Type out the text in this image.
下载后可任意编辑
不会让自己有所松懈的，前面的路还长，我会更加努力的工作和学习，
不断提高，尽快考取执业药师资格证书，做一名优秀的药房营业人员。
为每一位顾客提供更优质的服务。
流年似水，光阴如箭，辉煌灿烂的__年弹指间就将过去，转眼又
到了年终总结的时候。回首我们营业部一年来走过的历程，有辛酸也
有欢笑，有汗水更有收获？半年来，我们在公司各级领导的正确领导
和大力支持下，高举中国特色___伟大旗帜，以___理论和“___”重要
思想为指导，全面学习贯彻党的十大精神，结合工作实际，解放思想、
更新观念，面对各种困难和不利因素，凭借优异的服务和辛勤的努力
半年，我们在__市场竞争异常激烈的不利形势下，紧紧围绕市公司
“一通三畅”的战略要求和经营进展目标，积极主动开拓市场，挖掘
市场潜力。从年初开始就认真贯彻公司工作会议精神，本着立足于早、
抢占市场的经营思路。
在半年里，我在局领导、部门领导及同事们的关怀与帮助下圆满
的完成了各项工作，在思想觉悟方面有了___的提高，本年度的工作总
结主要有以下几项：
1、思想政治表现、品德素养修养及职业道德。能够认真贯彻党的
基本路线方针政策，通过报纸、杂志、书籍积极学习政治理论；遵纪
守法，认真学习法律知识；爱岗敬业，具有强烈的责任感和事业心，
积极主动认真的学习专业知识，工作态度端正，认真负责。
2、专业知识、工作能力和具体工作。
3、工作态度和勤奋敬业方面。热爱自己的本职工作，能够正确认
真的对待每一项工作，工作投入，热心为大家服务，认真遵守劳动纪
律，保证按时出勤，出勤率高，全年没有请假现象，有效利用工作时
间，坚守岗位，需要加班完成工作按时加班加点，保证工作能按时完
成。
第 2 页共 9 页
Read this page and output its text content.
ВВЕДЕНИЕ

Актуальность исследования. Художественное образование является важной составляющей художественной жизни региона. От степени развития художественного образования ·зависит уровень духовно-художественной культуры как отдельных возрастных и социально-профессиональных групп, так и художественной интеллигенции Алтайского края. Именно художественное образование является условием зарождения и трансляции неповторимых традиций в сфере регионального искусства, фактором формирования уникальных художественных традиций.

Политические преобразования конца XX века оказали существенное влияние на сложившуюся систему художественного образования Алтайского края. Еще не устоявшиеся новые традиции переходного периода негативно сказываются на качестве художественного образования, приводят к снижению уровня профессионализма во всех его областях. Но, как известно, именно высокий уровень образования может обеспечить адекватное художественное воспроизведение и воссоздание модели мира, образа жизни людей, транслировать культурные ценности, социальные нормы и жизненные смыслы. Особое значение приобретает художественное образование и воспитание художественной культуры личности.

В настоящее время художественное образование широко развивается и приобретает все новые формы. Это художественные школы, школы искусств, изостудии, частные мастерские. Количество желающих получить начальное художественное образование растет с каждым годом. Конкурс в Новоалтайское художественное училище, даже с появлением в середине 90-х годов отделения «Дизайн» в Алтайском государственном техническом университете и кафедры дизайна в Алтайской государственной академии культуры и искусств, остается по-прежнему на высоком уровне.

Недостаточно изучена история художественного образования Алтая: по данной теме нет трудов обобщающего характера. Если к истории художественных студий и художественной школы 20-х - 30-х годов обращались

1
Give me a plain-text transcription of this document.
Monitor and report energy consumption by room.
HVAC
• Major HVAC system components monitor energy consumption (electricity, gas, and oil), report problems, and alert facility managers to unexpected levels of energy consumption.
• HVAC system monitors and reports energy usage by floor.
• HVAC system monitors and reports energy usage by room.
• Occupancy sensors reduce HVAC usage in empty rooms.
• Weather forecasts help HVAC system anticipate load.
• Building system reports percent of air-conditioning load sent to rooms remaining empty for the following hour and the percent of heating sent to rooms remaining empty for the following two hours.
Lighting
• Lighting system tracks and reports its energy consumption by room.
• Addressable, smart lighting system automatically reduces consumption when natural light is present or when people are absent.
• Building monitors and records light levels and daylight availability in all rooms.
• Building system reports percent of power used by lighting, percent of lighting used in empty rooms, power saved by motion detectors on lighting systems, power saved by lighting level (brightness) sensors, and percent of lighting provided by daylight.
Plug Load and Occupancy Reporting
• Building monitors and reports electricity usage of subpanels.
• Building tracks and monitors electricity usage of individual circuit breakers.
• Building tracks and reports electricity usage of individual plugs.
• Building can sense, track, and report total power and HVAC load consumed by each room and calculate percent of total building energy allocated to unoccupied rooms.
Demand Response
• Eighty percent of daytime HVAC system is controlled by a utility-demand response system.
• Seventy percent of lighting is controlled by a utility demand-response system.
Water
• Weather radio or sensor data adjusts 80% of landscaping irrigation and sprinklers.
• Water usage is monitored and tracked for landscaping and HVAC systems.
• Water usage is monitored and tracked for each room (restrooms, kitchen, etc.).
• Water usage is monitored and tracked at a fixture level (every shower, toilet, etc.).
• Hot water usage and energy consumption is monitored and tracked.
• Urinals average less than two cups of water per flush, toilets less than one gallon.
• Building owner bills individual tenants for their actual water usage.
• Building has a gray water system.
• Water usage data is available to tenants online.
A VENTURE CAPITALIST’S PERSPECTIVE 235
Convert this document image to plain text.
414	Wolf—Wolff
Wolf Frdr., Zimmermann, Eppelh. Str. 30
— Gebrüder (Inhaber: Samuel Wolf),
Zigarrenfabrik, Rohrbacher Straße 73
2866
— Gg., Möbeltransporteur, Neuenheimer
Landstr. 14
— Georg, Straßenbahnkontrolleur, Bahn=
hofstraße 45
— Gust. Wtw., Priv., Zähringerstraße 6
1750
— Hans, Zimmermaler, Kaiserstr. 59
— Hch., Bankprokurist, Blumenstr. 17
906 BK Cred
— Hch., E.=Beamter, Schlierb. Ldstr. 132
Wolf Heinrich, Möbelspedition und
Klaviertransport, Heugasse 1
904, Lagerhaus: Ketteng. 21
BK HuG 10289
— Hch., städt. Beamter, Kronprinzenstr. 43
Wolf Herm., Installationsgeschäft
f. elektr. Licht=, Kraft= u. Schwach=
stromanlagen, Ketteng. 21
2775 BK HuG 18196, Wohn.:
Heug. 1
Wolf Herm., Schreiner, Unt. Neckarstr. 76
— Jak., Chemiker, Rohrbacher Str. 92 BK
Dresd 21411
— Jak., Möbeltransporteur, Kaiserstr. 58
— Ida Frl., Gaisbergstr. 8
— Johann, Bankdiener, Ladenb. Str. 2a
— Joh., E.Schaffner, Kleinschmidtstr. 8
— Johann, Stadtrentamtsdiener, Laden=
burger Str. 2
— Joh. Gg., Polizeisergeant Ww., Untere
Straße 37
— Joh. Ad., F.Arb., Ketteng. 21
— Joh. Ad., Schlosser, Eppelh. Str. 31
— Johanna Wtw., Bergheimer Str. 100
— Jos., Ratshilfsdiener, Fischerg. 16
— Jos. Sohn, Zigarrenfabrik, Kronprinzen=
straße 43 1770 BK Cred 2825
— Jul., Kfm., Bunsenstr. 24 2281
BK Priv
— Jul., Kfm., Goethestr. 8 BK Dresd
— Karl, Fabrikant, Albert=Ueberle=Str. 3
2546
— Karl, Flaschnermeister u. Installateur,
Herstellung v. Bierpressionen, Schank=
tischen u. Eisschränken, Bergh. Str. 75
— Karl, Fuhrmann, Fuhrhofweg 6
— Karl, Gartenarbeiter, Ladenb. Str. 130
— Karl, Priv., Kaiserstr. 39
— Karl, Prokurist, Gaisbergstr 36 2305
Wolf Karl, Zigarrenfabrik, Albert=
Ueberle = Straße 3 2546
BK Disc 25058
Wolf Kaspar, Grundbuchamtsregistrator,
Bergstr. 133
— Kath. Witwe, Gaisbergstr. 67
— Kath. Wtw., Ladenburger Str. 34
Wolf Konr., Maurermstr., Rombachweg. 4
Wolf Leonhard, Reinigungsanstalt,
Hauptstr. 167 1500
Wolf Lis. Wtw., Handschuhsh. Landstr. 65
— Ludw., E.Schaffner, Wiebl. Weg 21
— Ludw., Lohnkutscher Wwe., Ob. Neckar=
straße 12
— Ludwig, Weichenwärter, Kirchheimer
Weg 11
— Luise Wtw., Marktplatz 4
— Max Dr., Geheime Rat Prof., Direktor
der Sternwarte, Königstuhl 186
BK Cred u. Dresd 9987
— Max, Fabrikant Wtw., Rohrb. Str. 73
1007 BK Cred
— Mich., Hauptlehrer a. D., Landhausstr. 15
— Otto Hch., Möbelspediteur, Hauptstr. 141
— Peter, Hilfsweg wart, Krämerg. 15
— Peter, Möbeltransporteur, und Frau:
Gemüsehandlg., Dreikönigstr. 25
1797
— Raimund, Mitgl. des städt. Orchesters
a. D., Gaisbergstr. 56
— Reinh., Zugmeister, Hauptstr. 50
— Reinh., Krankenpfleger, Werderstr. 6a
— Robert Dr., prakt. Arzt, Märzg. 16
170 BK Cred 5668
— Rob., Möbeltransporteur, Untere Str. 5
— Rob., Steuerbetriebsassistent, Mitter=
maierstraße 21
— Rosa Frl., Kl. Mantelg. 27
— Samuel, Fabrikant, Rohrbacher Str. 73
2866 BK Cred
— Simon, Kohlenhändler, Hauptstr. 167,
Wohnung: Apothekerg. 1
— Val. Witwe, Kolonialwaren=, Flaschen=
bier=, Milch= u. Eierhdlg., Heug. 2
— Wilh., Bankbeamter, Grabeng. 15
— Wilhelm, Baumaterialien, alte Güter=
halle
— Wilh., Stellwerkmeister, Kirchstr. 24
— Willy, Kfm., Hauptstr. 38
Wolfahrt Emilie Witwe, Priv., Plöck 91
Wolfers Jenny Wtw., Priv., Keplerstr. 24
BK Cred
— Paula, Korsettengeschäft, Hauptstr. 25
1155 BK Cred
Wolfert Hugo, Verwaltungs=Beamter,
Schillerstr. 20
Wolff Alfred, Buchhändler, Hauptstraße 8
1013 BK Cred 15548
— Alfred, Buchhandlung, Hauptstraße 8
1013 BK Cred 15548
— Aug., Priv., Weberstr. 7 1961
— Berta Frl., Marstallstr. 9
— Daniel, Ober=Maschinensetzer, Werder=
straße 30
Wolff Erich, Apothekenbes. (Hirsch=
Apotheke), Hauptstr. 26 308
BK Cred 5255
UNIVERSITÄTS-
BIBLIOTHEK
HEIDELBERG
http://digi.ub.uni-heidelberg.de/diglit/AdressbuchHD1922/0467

• [WHAT YOU HAVE TO DO]: Return each line with "empty".

• [THE COMPLETED TASK]:
• Occupancy sensors reduce HVAC usage in empty rooms.
• Building system reports percent of air-conditioning load sent to rooms remaining empty for the following hour and the percent of heating sent to rooms remaining empty for the following two hours.
• Building system reports percent of power used by lighting, percent of lighting used in empty rooms, power saved by motion detectors on lighting systems, power saved by lighting level (brightness) sensors, and percent of lighting provided by daylight.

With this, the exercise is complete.